* [Prompt]: Will you write out the data exactly, excluding every picture?

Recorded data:
— Start —

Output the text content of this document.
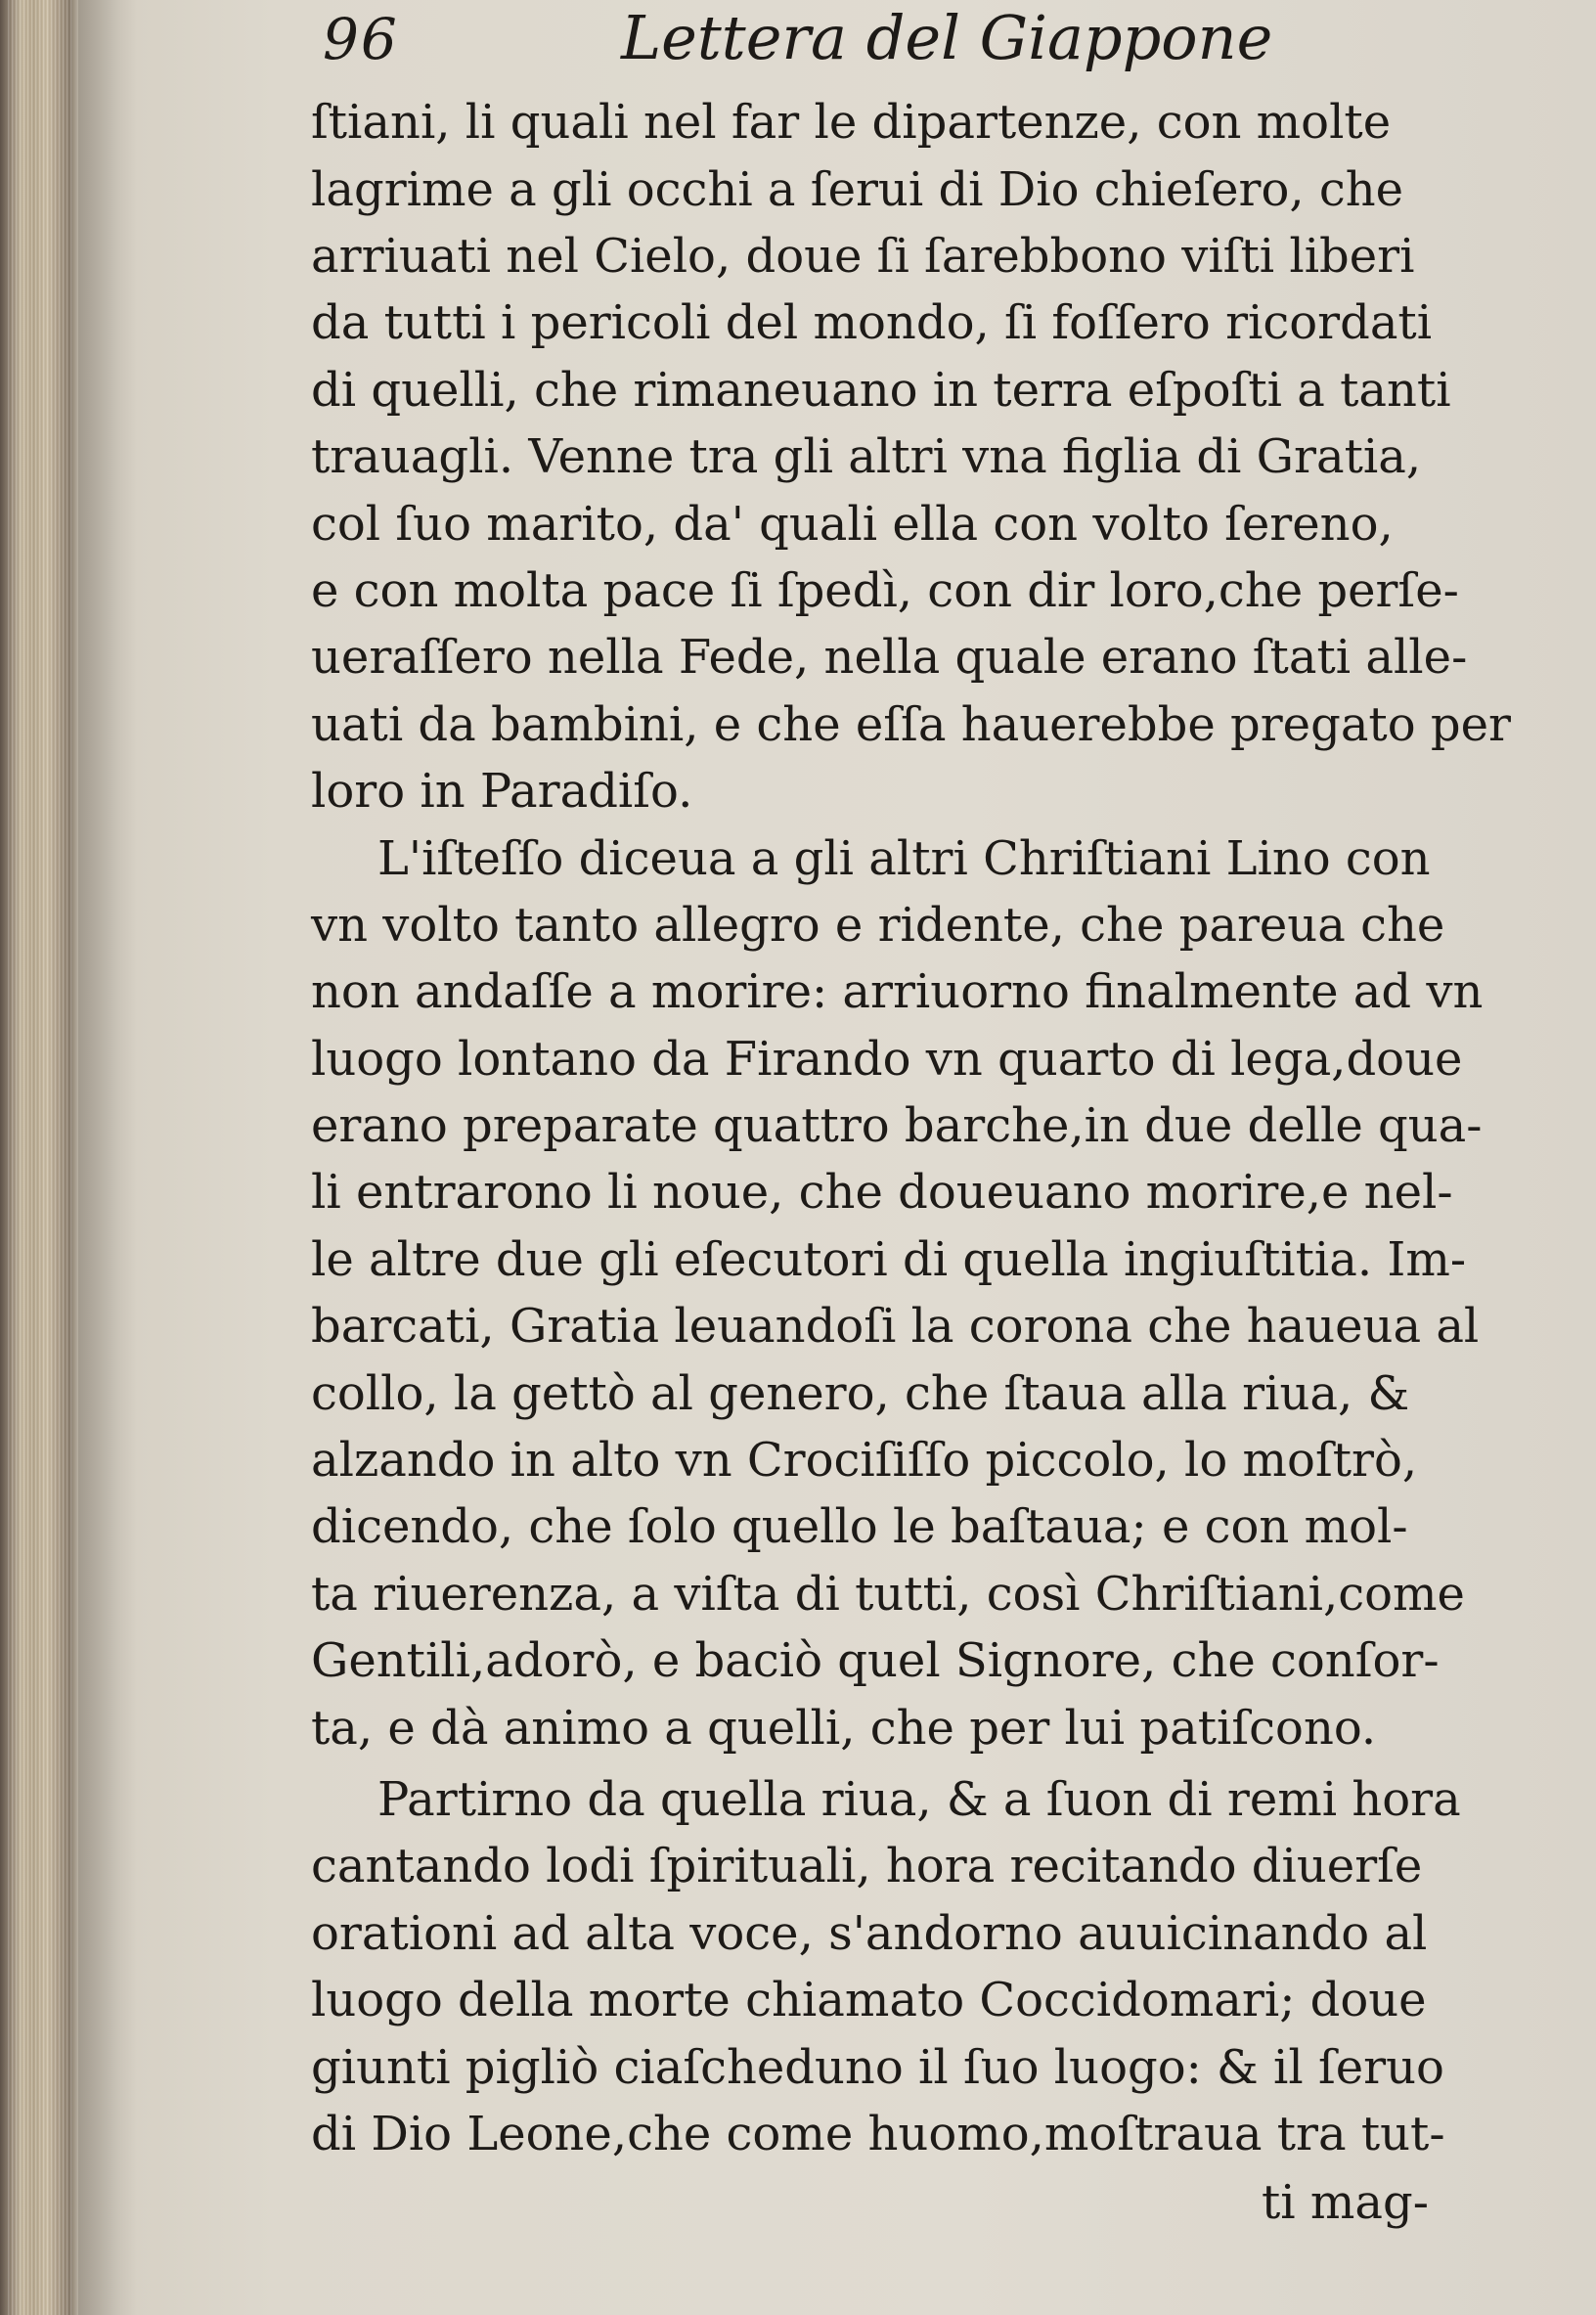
96	Lettera del Giappone
ſtiani, li quali nel far le dipartenze, con molte
lagrime a gli occhi a ſerui di Dio chieſero, che
arriuati nel Cielo, doue ſi ſarebbono viſti liberi
da tutti i pericoli del mondo, ſi foſſero ricordati
di quelli, che rimaneuano in terra eſpoſti a tanti
trauagli. Venne tra gli altri vna figlia di Gratia,
col ſuo marito, da' quali ella con volto ſereno,
e con molta pace ſi ſpedì, con dir loro,che perſe-
ueraſſero nella Fede, nella quale erano ſtati alle-
uati da bambini, e che eſſa hauerebbe pregato per
loro in Paradiſo.
L'iſteſſo diceua a gli altri Chriſtiani Lino con
vn volto tanto allegro e ridente, che pareua che
non andaſſe a morire: arriuorno finalmente ad vn
luogo lontano da Firando vn quarto di lega,doue
erano preparate quattro barche,in due delle qua-
li entrarono li noue, che doueuano morire,e nel-
le altre due gli eſecutori di quella ingiuſtitia. Im-
barcati, Gratia leuandoſi la corona che haueua al
collo, la gettò al genero, che ſtaua alla riua, &
alzando in alto vn Crociſiſſo piccolo, lo moſtrò,
dicendo, che ſolo quello le baſtaua; e con mol-
ta riuerenza, a viſta di tutti, così Chriſtiani,come
Gentili,adorò, e baciò quel Signore, che conſor-
ta, e dà animo a quelli, che per lui patiſcono.
Partirno da quella riua, & a ſuon di remi hora
cantando lodi ſpirituali, hora recitando diuerſe
orationi ad alta voce, s'andorno auuicinando al
luogo della morte chiamato Coccidomari; doue
giunti pigliò ciaſcheduno il ſuo luogo: & il ſeruo
di Dio Leone,che come huomo,moſtraua tra tut-
ti mag-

— End —

* [Response to the exercise]:
Output the text content of this document.
96	Lettera del Giappone
ſtiani, li quali nel far le dipartenze, con molte
lagrime a gli occhi a ſerui di Dio chieſero, che
arriuati nel Cielo, doue ſi ſarebbono viſti liberi
da tutti i pericoli del mondo, ſi foſſero ricordati
di quelli, che rimaneuano in terra eſpoſti a tanti
trauagli. Venne tra gli altri vna figlia di Gratia,
col ſuo marito, da' quali ella con volto ſereno,
e con molta pace ſi ſpedì, con dir loro,che perſe-
ueraſſero nella Fede, nella quale erano ſtati alle-
uati da bambini, e che eſſa hauerebbe pregato per
loro in Paradiſo.
L'iſteſſo diceua a gli altri Chriſtiani Lino con
vn volto tanto allegro e ridente, che pareua che
non andaſſe a morire: arriuorno finalmente ad vn
luogo lontano da Firando vn quarto di lega,doue
erano preparate quattro barche,in due delle qua-
li entrarono li noue, che doueuano morire,e nel-
le altre due gli eſecutori di quella ingiuſtitia. Im-
barcati, Gratia leuandoſi la corona che haueua al
collo, la gettò al genero, che ſtaua alla riua, &
alzando in alto vn Crociſiſſo piccolo, lo moſtrò,
dicendo, che ſolo quello le baſtaua; e con mol-
ta riuerenza, a viſta di tutti, così Chriſtiani,come
Gentili,adorò, e baciò quel Signore, che conſor-
ta, e dà animo a quelli, che per lui patiſcono.
Partirno da quella riua, & a ſuon di remi hora
cantando lodi ſpirituali, hora recitando diuerſe
orationi ad alta voce, s'andorno auuicinando al
luogo della morte chiamato Coccidomari; doue
giunti pigliò ciaſcheduno il ſuo luogo: & il ſeruo
di Dio Leone,che come huomo,moſtraua tra tut-
ti mag-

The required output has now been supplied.